Request:
Do not copy the pictures; transcribe all other material exactly.

[start]

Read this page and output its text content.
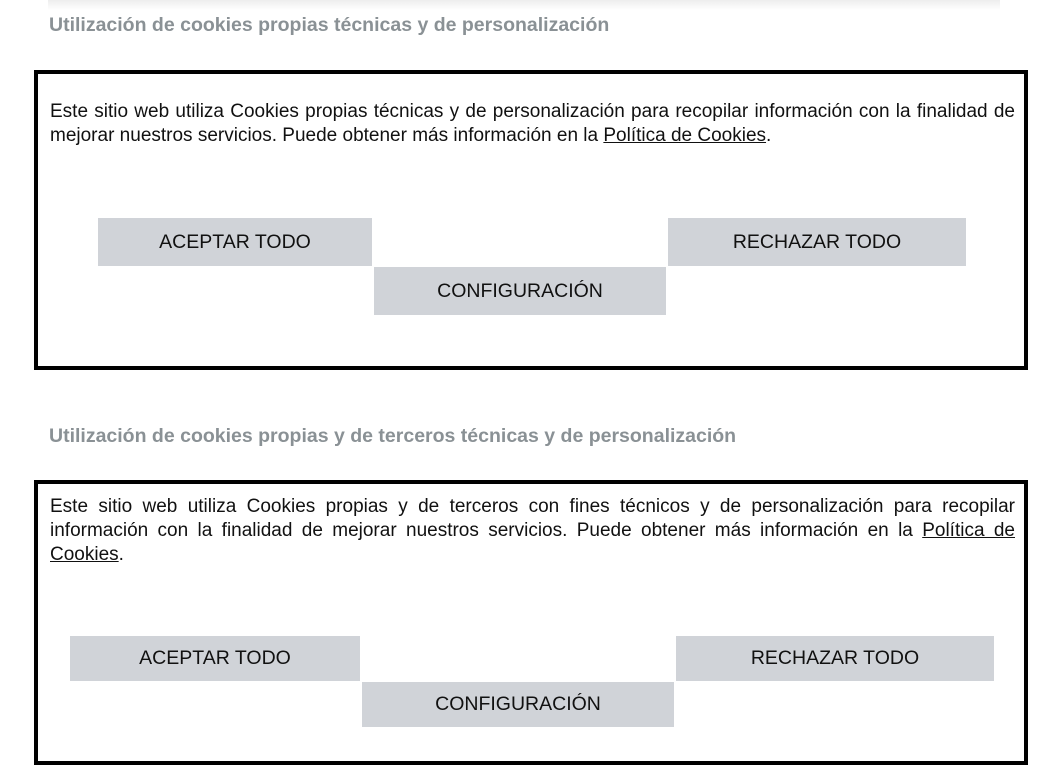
Utilización de cookies propias técnicas y de personalización

Este sitio web utiliza Cookies propias técnicas y de personalización para recopilar información con la finalidad de mejorar nuestros servicios. Puede obtener más información en la Política de Cookies.

ACEPTAR TODO
CONFIGURACIÓN
RECHAZAR TODO
Utilización de cookies propias y de terceros técnicas y de personalización

Este sitio web utiliza Cookies propias y de terceros con fines técnicos y de personalización para recopilar información con la finalidad de mejorar nuestros servicios. Puede obtener más información en la Política de Cookies.

ACEPTAR TODO
CONFIGURACIÓN
RECHAZAR TODO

[end]

Task solution:
Read this page and output its text content.
Utilización de cookies propias técnicas y de personalización

Este sitio web utiliza Cookies propias técnicas y de personalización para recopilar información con la finalidad de mejorar nuestros servicios. Puede obtener más información en la Política de Cookies.

ACEPTAR TODO
CONFIGURACIÓN
RECHAZAR TODO
Utilización de cookies propias y de terceros técnicas y de personalización

Este sitio web utiliza Cookies propias y de terceros con fines técnicos y de personalización para recopilar información con la finalidad de mejorar nuestros servicios. Puede obtener más información en la Política de Cookies.

ACEPTAR TODO
CONFIGURACIÓN
RECHAZAR TODO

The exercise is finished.